**STATED GOAL**
Scan the records for the word "SRMTID". Copy each line that includes it.

Items from a figure collection
(begin)

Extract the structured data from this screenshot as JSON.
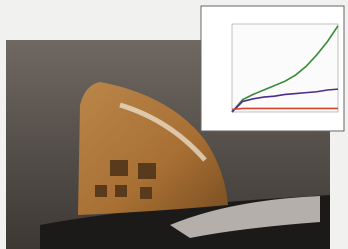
{
  "chart_data": {
    "type": "line",
    "x": [
      0,
      1,
      2,
      3,
      4,
      5,
      6,
      7,
      8,
      9,
      10
    ],
    "xlim": [
      0,
      10
    ],
    "ylim": [
      0,
      1
    ],
    "series": [
      {
        "color": "#3a8a3a",
        "values": [
          0,
          0.14,
          0.2,
          0.25,
          0.3,
          0.35,
          0.42,
          0.52,
          0.65,
          0.8,
          0.98
        ]
      },
      {
        "color": "#4b2d8a",
        "values": [
          0,
          0.12,
          0.15,
          0.17,
          0.18,
          0.2,
          0.21,
          0.22,
          0.23,
          0.25,
          0.26
        ]
      },
      {
        "color": "#d9432a",
        "values": [
          0.03,
          0.04,
          0.04,
          0.04,
          0.04,
          0.04,
          0.04,
          0.04,
          0.04,
          0.04,
          0.04
        ]
      }
    ]
  }
}
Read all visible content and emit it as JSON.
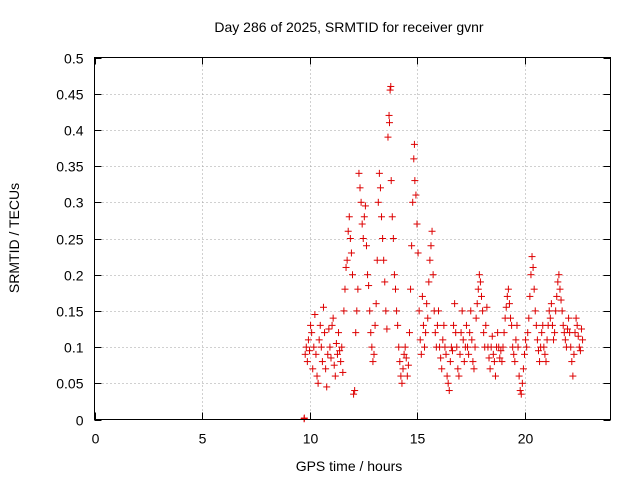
{
  "chart_data": {
    "type": "scatter",
    "title": "Day 286 of 2025, SRMTID for receiver gvnr",
    "xlabel": "GPS time / hours",
    "ylabel": "SRMTID / TECUs",
    "xlim": [
      0,
      24
    ],
    "ylim": [
      0,
      0.5
    ],
    "xticks": [
      0,
      5,
      10,
      15,
      20
    ],
    "xtick_labels": [
      "0",
      "5",
      "10",
      "15",
      "20"
    ],
    "yticks": [
      0,
      0.05,
      0.1,
      0.15,
      0.2,
      0.25,
      0.3,
      0.35,
      0.4,
      0.45,
      0.5
    ],
    "ytick_labels": [
      "0",
      "0.05",
      "0.1",
      "0.15",
      "0.2",
      "0.25",
      "0.3",
      "0.35",
      "0.4",
      "0.45",
      "0.5"
    ],
    "grid": true,
    "marker": "+",
    "series": [
      {
        "name": "SRMTID",
        "color": "#dd0000",
        "points": [
          [
            9.75,
            0.001
          ],
          [
            9.76,
            0.002
          ],
          [
            9.8,
            0.09
          ],
          [
            9.85,
            0.1
          ],
          [
            9.9,
            0.08
          ],
          [
            9.95,
            0.11
          ],
          [
            10.0,
            0.095
          ],
          [
            10.05,
            0.13
          ],
          [
            10.1,
            0.12
          ],
          [
            10.15,
            0.07
          ],
          [
            10.2,
            0.1
          ],
          [
            10.25,
            0.145
          ],
          [
            10.3,
            0.09
          ],
          [
            10.35,
            0.06
          ],
          [
            10.4,
            0.05
          ],
          [
            10.45,
            0.11
          ],
          [
            10.5,
            0.13
          ],
          [
            10.55,
            0.1
          ],
          [
            10.6,
            0.08
          ],
          [
            10.65,
            0.155
          ],
          [
            10.7,
            0.12
          ],
          [
            10.75,
            0.07
          ],
          [
            10.8,
            0.045
          ],
          [
            10.85,
            0.09
          ],
          [
            10.9,
            0.125
          ],
          [
            10.95,
            0.1
          ],
          [
            11.0,
            0.085
          ],
          [
            11.05,
            0.13
          ],
          [
            11.1,
            0.14
          ],
          [
            11.15,
            0.075
          ],
          [
            11.2,
            0.06
          ],
          [
            11.25,
            0.105
          ],
          [
            11.3,
            0.09
          ],
          [
            11.35,
            0.12
          ],
          [
            11.4,
            0.095
          ],
          [
            11.45,
            0.08
          ],
          [
            11.5,
            0.1
          ],
          [
            11.55,
            0.065
          ],
          [
            11.6,
            0.15
          ],
          [
            11.65,
            0.18
          ],
          [
            11.7,
            0.21
          ],
          [
            11.75,
            0.22
          ],
          [
            11.8,
            0.26
          ],
          [
            11.85,
            0.28
          ],
          [
            11.9,
            0.25
          ],
          [
            11.95,
            0.23
          ],
          [
            12.0,
            0.2
          ],
          [
            12.05,
            0.035
          ],
          [
            12.1,
            0.04
          ],
          [
            12.15,
            0.12
          ],
          [
            12.2,
            0.15
          ],
          [
            12.25,
            0.18
          ],
          [
            12.3,
            0.34
          ],
          [
            12.35,
            0.32
          ],
          [
            12.4,
            0.3
          ],
          [
            12.45,
            0.27
          ],
          [
            12.5,
            0.25
          ],
          [
            12.55,
            0.28
          ],
          [
            12.6,
            0.295
          ],
          [
            12.65,
            0.24
          ],
          [
            12.7,
            0.2
          ],
          [
            12.75,
            0.185
          ],
          [
            12.8,
            0.15
          ],
          [
            12.85,
            0.12
          ],
          [
            12.9,
            0.1
          ],
          [
            12.95,
            0.08
          ],
          [
            13.0,
            0.09
          ],
          [
            13.05,
            0.13
          ],
          [
            13.1,
            0.16
          ],
          [
            13.15,
            0.22
          ],
          [
            13.2,
            0.3
          ],
          [
            13.25,
            0.34
          ],
          [
            13.3,
            0.32
          ],
          [
            13.35,
            0.28
          ],
          [
            13.4,
            0.25
          ],
          [
            13.45,
            0.22
          ],
          [
            13.5,
            0.19
          ],
          [
            13.55,
            0.15
          ],
          [
            13.6,
            0.125
          ],
          [
            13.65,
            0.39
          ],
          [
            13.7,
            0.42
          ],
          [
            13.72,
            0.41
          ],
          [
            13.75,
            0.455
          ],
          [
            13.78,
            0.46
          ],
          [
            13.8,
            0.33
          ],
          [
            13.85,
            0.28
          ],
          [
            13.9,
            0.25
          ],
          [
            13.95,
            0.2
          ],
          [
            14.0,
            0.18
          ],
          [
            14.05,
            0.15
          ],
          [
            14.1,
            0.13
          ],
          [
            14.15,
            0.1
          ],
          [
            14.2,
            0.08
          ],
          [
            14.25,
            0.06
          ],
          [
            14.3,
            0.05
          ],
          [
            14.35,
            0.07
          ],
          [
            14.4,
            0.09
          ],
          [
            14.45,
            0.1
          ],
          [
            14.5,
            0.085
          ],
          [
            14.55,
            0.06
          ],
          [
            14.6,
            0.075
          ],
          [
            14.65,
            0.12
          ],
          [
            14.7,
            0.18
          ],
          [
            14.75,
            0.24
          ],
          [
            14.8,
            0.3
          ],
          [
            14.85,
            0.36
          ],
          [
            14.88,
            0.38
          ],
          [
            14.9,
            0.33
          ],
          [
            14.95,
            0.31
          ],
          [
            15.0,
            0.27
          ],
          [
            15.05,
            0.23
          ],
          [
            15.1,
            0.15
          ],
          [
            15.15,
            0.11
          ],
          [
            15.2,
            0.09
          ],
          [
            15.25,
            0.17
          ],
          [
            15.3,
            0.13
          ],
          [
            15.35,
            0.1
          ],
          [
            15.4,
            0.12
          ],
          [
            15.45,
            0.16
          ],
          [
            15.5,
            0.14
          ],
          [
            15.55,
            0.19
          ],
          [
            15.6,
            0.22
          ],
          [
            15.65,
            0.24
          ],
          [
            15.7,
            0.26
          ],
          [
            15.75,
            0.2
          ],
          [
            15.8,
            0.15
          ],
          [
            15.85,
            0.12
          ],
          [
            15.9,
            0.1
          ],
          [
            15.95,
            0.13
          ],
          [
            16.0,
            0.15
          ],
          [
            16.05,
            0.1
          ],
          [
            16.1,
            0.085
          ],
          [
            16.15,
            0.07
          ],
          [
            16.2,
            0.11
          ],
          [
            16.25,
            0.13
          ],
          [
            16.3,
            0.1
          ],
          [
            16.35,
            0.09
          ],
          [
            16.4,
            0.06
          ],
          [
            16.45,
            0.05
          ],
          [
            16.5,
            0.04
          ],
          [
            16.55,
            0.08
          ],
          [
            16.6,
            0.1
          ],
          [
            16.65,
            0.095
          ],
          [
            16.7,
            0.13
          ],
          [
            16.75,
            0.16
          ],
          [
            16.8,
            0.12
          ],
          [
            16.85,
            0.1
          ],
          [
            16.9,
            0.07
          ],
          [
            16.95,
            0.06
          ],
          [
            17.0,
            0.09
          ],
          [
            17.05,
            0.12
          ],
          [
            17.1,
            0.15
          ],
          [
            17.15,
            0.11
          ],
          [
            17.2,
            0.08
          ],
          [
            17.25,
            0.1
          ],
          [
            17.3,
            0.13
          ],
          [
            17.35,
            0.1
          ],
          [
            17.4,
            0.09
          ],
          [
            17.45,
            0.12
          ],
          [
            17.5,
            0.15
          ],
          [
            17.55,
            0.11
          ],
          [
            17.6,
            0.08
          ],
          [
            17.65,
            0.07
          ],
          [
            17.7,
            0.1
          ],
          [
            17.75,
            0.14
          ],
          [
            17.8,
            0.16
          ],
          [
            17.85,
            0.18
          ],
          [
            17.9,
            0.2
          ],
          [
            17.95,
            0.19
          ],
          [
            18.0,
            0.17
          ],
          [
            18.05,
            0.15
          ],
          [
            18.1,
            0.12
          ],
          [
            18.15,
            0.1
          ],
          [
            18.2,
            0.13
          ],
          [
            18.25,
            0.155
          ],
          [
            18.3,
            0.1
          ],
          [
            18.35,
            0.085
          ],
          [
            18.4,
            0.07
          ],
          [
            18.45,
            0.1
          ],
          [
            18.5,
            0.115
          ],
          [
            18.55,
            0.09
          ],
          [
            18.6,
            0.08
          ],
          [
            18.65,
            0.06
          ],
          [
            18.7,
            0.1
          ],
          [
            18.75,
            0.12
          ],
          [
            18.8,
            0.1
          ],
          [
            18.85,
            0.085
          ],
          [
            18.9,
            0.095
          ],
          [
            18.95,
            0.08
          ],
          [
            19.0,
            0.1
          ],
          [
            19.05,
            0.12
          ],
          [
            19.1,
            0.14
          ],
          [
            19.15,
            0.155
          ],
          [
            19.2,
            0.17
          ],
          [
            19.25,
            0.18
          ],
          [
            19.3,
            0.16
          ],
          [
            19.35,
            0.14
          ],
          [
            19.4,
            0.13
          ],
          [
            19.45,
            0.1
          ],
          [
            19.5,
            0.09
          ],
          [
            19.55,
            0.08
          ],
          [
            19.6,
            0.11
          ],
          [
            19.65,
            0.13
          ],
          [
            19.7,
            0.1
          ],
          [
            19.75,
            0.06
          ],
          [
            19.8,
            0.04
          ],
          [
            19.85,
            0.035
          ],
          [
            19.9,
            0.05
          ],
          [
            19.95,
            0.07
          ],
          [
            20.0,
            0.09
          ],
          [
            20.05,
            0.11
          ],
          [
            20.1,
            0.1
          ],
          [
            20.15,
            0.12
          ],
          [
            20.2,
            0.14
          ],
          [
            20.25,
            0.17
          ],
          [
            20.3,
            0.2
          ],
          [
            20.35,
            0.225
          ],
          [
            20.4,
            0.21
          ],
          [
            20.45,
            0.18
          ],
          [
            20.5,
            0.15
          ],
          [
            20.55,
            0.13
          ],
          [
            20.6,
            0.11
          ],
          [
            20.65,
            0.095
          ],
          [
            20.7,
            0.08
          ],
          [
            20.75,
            0.1
          ],
          [
            20.8,
            0.12
          ],
          [
            20.85,
            0.13
          ],
          [
            20.9,
            0.1
          ],
          [
            20.95,
            0.09
          ],
          [
            21.0,
            0.08
          ],
          [
            21.05,
            0.11
          ],
          [
            21.1,
            0.13
          ],
          [
            21.15,
            0.15
          ],
          [
            21.2,
            0.14
          ],
          [
            21.25,
            0.16
          ],
          [
            21.3,
            0.13
          ],
          [
            21.35,
            0.11
          ],
          [
            21.4,
            0.12
          ],
          [
            21.45,
            0.15
          ],
          [
            21.5,
            0.17
          ],
          [
            21.55,
            0.19
          ],
          [
            21.6,
            0.2
          ],
          [
            21.65,
            0.18
          ],
          [
            21.7,
            0.165
          ],
          [
            21.75,
            0.15
          ],
          [
            21.8,
            0.13
          ],
          [
            21.85,
            0.12
          ],
          [
            21.9,
            0.11
          ],
          [
            21.95,
            0.1
          ],
          [
            22.0,
            0.125
          ],
          [
            22.05,
            0.14
          ],
          [
            22.1,
            0.12
          ],
          [
            22.15,
            0.1
          ],
          [
            22.2,
            0.08
          ],
          [
            22.25,
            0.06
          ],
          [
            22.3,
            0.09
          ],
          [
            22.35,
            0.12
          ],
          [
            22.4,
            0.14
          ],
          [
            22.45,
            0.13
          ],
          [
            22.5,
            0.115
          ],
          [
            22.55,
            0.1
          ],
          [
            22.6,
            0.095
          ],
          [
            22.65,
            0.125
          ],
          [
            22.7,
            0.11
          ]
        ]
      }
    ]
  }
}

(end)

**SOLUTION TO THE PROBLEM**
    "title": "Day 286 of 2025, SRMTID for receiver gvnr",
    "ylabel": "SRMTID / TECUs",
        "name": "SRMTID",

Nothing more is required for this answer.